- **EXERCISE DESCRIPTION**: Copy each line of the material below that contains the string "value". Case counts, so a line matches only if it holds the string with the same capitalization.

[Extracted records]
---------------

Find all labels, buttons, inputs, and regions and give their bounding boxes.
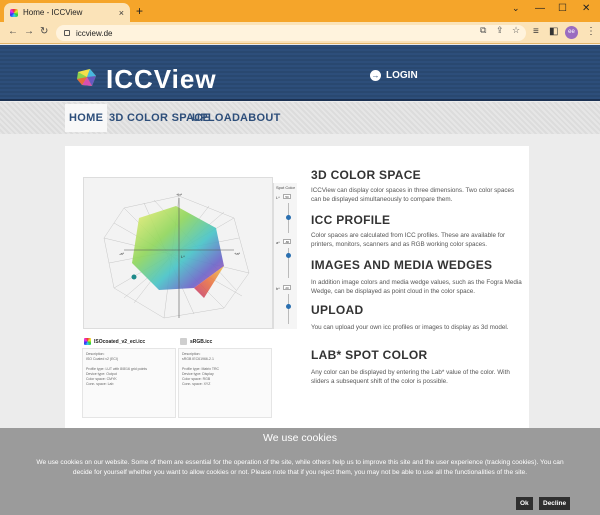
- browser-tab-bar: Home - ICCView × + ⌄ — ☐ ✕: [0, 0, 600, 22]
- tab-close-icon[interactable]: ×: [119, 8, 124, 18]
- nav-home[interactable]: HOME: [65, 104, 108, 132]
- profile-2-details: Description: sRGB IEC61966-2.1 Profile t…: [178, 348, 272, 418]
- profile-line: Conn. space: XYZ: [182, 382, 211, 386]
- side-panel-icon[interactable]: ◧: [549, 26, 558, 37]
- b-slider-handle[interactable]: [286, 304, 291, 309]
- bookmark-star-icon[interactable]: ☆: [512, 25, 520, 36]
- translate-icon[interactable]: ⧉: [480, 25, 486, 36]
- cookie-ok-button[interactable]: Ok: [516, 497, 533, 510]
- spot-color-title: Spot Color: [276, 185, 295, 190]
- site-logo-text[interactable]: ICCView: [106, 64, 217, 95]
- l-slider-handle[interactable]: [286, 215, 291, 220]
- axis-a-minus-label: -a*: [119, 251, 125, 256]
- section-images-title: IMAGES AND MEDIA WEDGES: [311, 258, 493, 272]
- login-icon: →: [370, 70, 381, 81]
- section-icc-profile-text: Color spaces are calculated from ICC pro…: [311, 232, 506, 248]
- cookie-title: We use cookies: [263, 432, 337, 444]
- section-icc-profile-title: ICC PROFILE: [311, 213, 391, 227]
- browser-tab[interactable]: Home - ICCView ×: [4, 3, 130, 22]
- profile-line: Conn. space: Lab: [86, 382, 114, 386]
- reload-icon[interactable]: ↻: [40, 26, 48, 37]
- section-lab-spot-color-title: LAB* SPOT COLOR: [311, 348, 428, 362]
- gamut-3d-graphic: +b* -a* +a* L*: [103, 192, 250, 319]
- tab-title: Home - ICCView: [23, 8, 83, 17]
- cookie-decline-button[interactable]: Decline: [539, 497, 571, 510]
- spot-color-panel: Spot Color L* 50 a* -80 b* 20: [273, 183, 297, 329]
- nav-upload[interactable]: UPLOAD: [192, 104, 240, 132]
- reading-list-icon[interactable]: ≡: [533, 26, 539, 37]
- close-window-button[interactable]: ✕: [582, 3, 590, 14]
- profile-2-name: sRGB.icc: [190, 338, 213, 345]
- profile-1-header: ISOcoated_v2_eci.icc: [84, 338, 145, 345]
- section-images-text: In addition image colors and media wedge…: [311, 279, 522, 295]
- tab-search-icon[interactable]: ⌄: [512, 3, 520, 14]
- l-value-input[interactable]: 50: [283, 194, 291, 199]
- minimize-button[interactable]: —: [535, 3, 545, 14]
- profile-1-details: Description: ISO Coated v2 (ECI) Profile…: [82, 348, 176, 418]
- section-3d-color-space-title: 3D COLOR SPACE: [311, 168, 421, 182]
- b-slider-track[interactable]: [288, 294, 289, 324]
- axis-b-plus-label: +b*: [176, 192, 183, 197]
- section-upload-text: You can upload your own icc profiles or …: [311, 324, 509, 331]
- l-slider-label: L*: [276, 195, 280, 200]
- spot-color-point: [131, 274, 137, 280]
- iccview-logo-icon: [77, 69, 96, 86]
- back-icon[interactable]: ←: [8, 26, 18, 37]
- profile-2-header: sRGB.icc: [180, 338, 212, 345]
- profile-1-name: ISOcoated_v2_eci.icc: [94, 338, 146, 345]
- url-text: iccview.de: [76, 28, 113, 38]
- profile-avatar[interactable]: ee: [565, 26, 578, 39]
- section-3d-color-space-text: ICCView can display color spaces in thre…: [311, 187, 515, 203]
- iccview-favicon-icon: [10, 8, 18, 17]
- b-slider-label: b*: [276, 286, 280, 291]
- section-upload-title: UPLOAD: [311, 303, 364, 317]
- axis-a-plus-label: +a*: [234, 251, 241, 256]
- browser-toolbar: ← → ↻ iccview.de ⧉ ⇪ ☆ ≡ ◧ ee ⋮: [0, 22, 600, 44]
- section-lab-spot-color-text: Any color can be displayed by entering t…: [311, 369, 510, 385]
- b-value-input[interactable]: 20: [283, 285, 291, 290]
- login-button[interactable]: → LOGIN: [370, 70, 418, 81]
- a-slider-handle[interactable]: [286, 253, 291, 258]
- forward-icon[interactable]: →: [24, 26, 34, 37]
- address-bar[interactable]: iccview.de: [56, 25, 526, 41]
- profile-color-icon: [180, 338, 187, 345]
- new-tab-button[interactable]: +: [136, 4, 143, 18]
- color-space-viewer[interactable]: +b* -a* +a* L*: [83, 177, 273, 329]
- a-value-input[interactable]: -80: [283, 239, 291, 244]
- profile-color-icon: [84, 338, 91, 345]
- cookie-text: We use cookies on our website. Some of t…: [36, 459, 564, 476]
- login-label: LOGIN: [386, 70, 418, 81]
- share-icon[interactable]: ⇪: [496, 25, 504, 36]
- menu-kebab-icon[interactable]: ⋮: [586, 26, 596, 37]
- maximize-button[interactable]: ☐: [558, 3, 567, 14]
- nav-about[interactable]: ABOUT: [240, 104, 281, 132]
- lock-icon[interactable]: [64, 30, 70, 36]
- a-slider-label: a*: [276, 240, 280, 245]
- axis-l-label: L*: [181, 254, 185, 259]
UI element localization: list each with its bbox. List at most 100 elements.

---------------

- **SOLUTION BELOW**:
- l-value-input[interactable]: 50: [283, 194, 291, 199]
- b-value-input[interactable]: 20: [283, 285, 291, 290]
- a-value-input[interactable]: -80: [283, 239, 291, 244]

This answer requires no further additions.